Each line containing the word "выражения" must be collected.

- - - - -

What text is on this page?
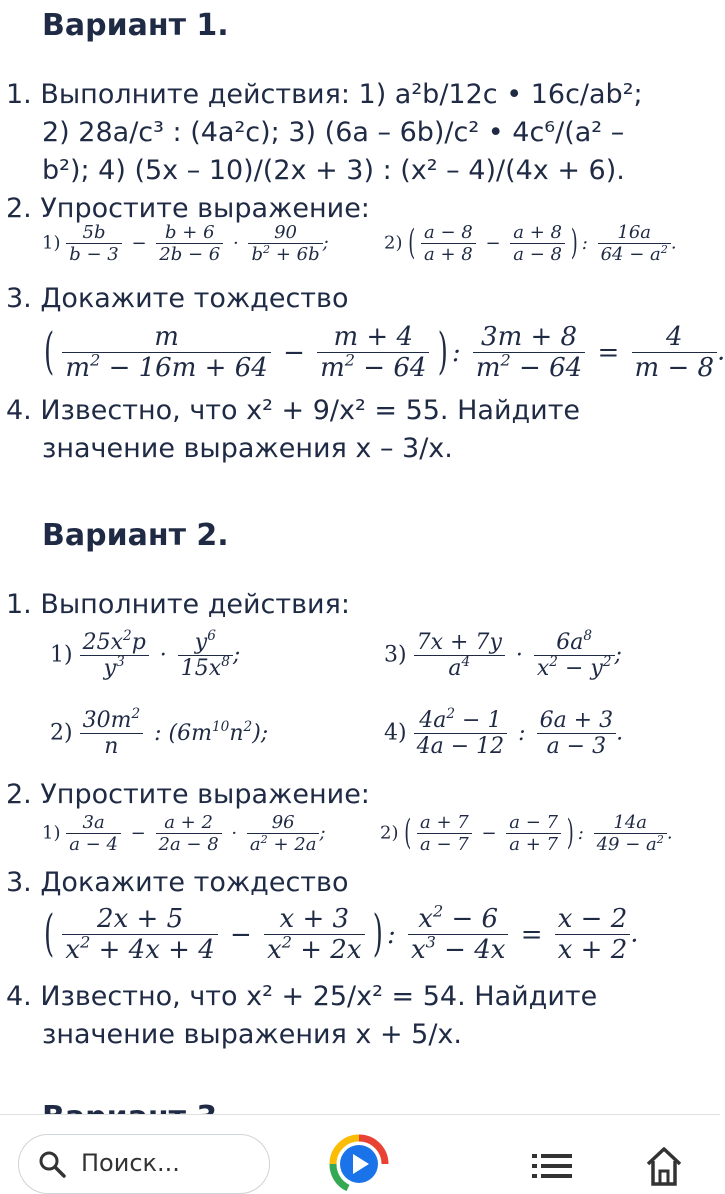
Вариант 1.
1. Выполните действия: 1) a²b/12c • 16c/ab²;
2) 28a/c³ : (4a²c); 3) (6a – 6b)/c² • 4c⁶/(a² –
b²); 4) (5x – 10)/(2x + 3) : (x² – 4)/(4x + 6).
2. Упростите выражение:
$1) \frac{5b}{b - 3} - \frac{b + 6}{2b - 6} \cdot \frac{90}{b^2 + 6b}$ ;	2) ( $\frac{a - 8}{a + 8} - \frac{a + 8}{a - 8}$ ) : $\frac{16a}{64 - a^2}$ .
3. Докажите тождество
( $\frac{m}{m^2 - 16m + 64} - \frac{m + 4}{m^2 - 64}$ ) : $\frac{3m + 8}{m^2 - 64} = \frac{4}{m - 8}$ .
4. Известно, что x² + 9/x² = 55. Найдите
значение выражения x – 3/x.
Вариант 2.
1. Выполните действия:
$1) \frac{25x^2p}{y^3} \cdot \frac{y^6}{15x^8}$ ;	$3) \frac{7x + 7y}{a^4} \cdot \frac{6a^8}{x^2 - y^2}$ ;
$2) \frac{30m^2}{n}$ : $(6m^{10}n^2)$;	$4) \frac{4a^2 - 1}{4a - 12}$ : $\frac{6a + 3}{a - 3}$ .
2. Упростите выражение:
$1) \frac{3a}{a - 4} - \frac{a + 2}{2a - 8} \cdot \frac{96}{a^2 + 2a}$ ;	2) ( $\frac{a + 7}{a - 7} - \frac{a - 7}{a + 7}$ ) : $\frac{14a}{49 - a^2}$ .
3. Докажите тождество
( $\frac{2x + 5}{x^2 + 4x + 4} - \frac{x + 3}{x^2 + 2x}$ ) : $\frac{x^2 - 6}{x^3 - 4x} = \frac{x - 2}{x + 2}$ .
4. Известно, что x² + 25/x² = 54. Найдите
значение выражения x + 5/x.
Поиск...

- - - - -

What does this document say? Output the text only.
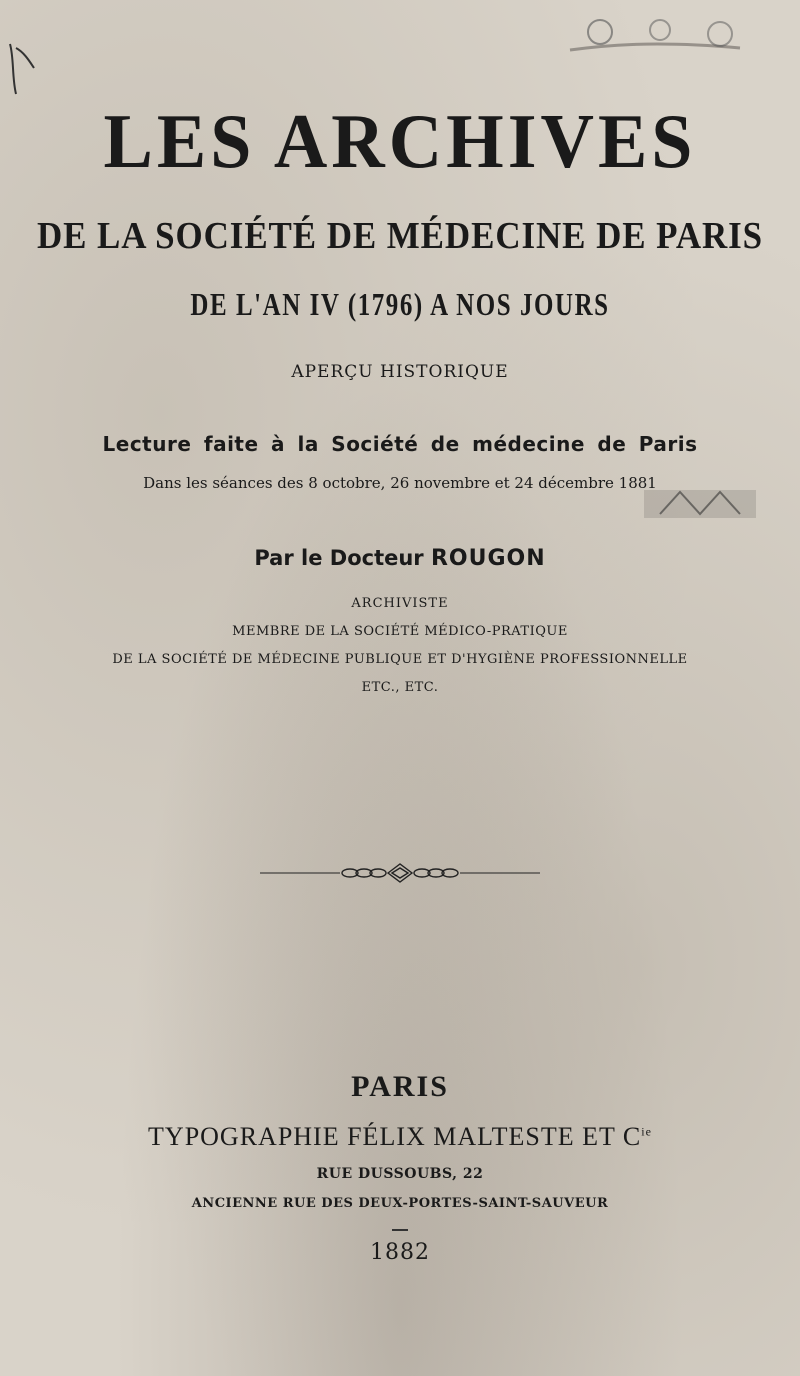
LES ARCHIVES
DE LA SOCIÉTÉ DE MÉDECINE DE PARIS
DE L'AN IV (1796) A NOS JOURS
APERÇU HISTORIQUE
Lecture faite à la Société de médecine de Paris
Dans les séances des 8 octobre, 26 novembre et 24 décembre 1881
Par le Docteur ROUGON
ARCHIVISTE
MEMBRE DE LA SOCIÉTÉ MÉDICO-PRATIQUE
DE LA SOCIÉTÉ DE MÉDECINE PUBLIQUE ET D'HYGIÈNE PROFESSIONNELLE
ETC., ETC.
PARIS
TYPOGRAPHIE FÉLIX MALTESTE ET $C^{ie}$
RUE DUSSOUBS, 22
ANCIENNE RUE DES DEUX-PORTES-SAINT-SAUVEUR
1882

- - - - -

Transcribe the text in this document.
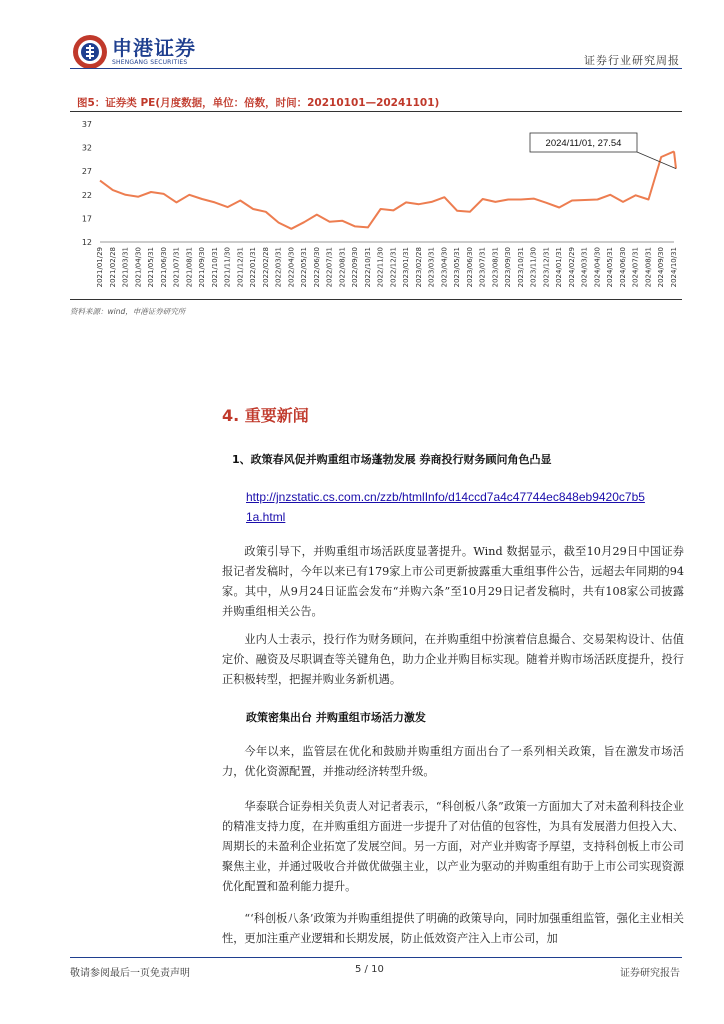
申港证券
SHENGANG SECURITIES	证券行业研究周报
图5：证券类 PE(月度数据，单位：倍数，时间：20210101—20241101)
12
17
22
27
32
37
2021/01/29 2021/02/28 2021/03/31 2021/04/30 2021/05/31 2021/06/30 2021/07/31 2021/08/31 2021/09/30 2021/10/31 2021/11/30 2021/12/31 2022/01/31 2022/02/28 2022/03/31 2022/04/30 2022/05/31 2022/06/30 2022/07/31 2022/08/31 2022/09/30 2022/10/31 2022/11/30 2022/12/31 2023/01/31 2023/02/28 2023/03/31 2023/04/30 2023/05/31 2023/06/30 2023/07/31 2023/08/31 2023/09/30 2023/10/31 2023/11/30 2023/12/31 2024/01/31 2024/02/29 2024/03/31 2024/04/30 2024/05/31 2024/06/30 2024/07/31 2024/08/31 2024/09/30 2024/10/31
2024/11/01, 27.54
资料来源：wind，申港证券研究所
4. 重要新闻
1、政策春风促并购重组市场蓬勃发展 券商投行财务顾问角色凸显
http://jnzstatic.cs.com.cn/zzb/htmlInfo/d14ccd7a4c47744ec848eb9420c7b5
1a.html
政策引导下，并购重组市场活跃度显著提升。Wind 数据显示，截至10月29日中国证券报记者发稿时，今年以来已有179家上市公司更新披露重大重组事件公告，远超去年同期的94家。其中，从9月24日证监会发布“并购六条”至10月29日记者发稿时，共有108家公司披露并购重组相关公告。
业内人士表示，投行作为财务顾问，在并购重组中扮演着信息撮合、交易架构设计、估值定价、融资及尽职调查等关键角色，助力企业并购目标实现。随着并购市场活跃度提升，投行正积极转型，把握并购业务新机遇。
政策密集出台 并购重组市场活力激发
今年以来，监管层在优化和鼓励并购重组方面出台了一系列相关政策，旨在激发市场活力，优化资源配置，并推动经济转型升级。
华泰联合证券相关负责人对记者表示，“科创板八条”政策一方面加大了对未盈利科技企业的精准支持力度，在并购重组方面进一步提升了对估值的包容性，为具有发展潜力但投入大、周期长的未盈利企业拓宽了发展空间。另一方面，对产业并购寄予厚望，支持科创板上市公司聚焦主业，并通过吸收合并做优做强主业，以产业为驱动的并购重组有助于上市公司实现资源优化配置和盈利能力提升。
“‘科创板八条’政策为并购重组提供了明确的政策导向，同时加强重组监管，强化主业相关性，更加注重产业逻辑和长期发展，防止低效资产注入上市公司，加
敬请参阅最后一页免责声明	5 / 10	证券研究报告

- - - - -

- FULL OUTPUT -
значение выражения x – 3/x.
значение выражения x + 5/x.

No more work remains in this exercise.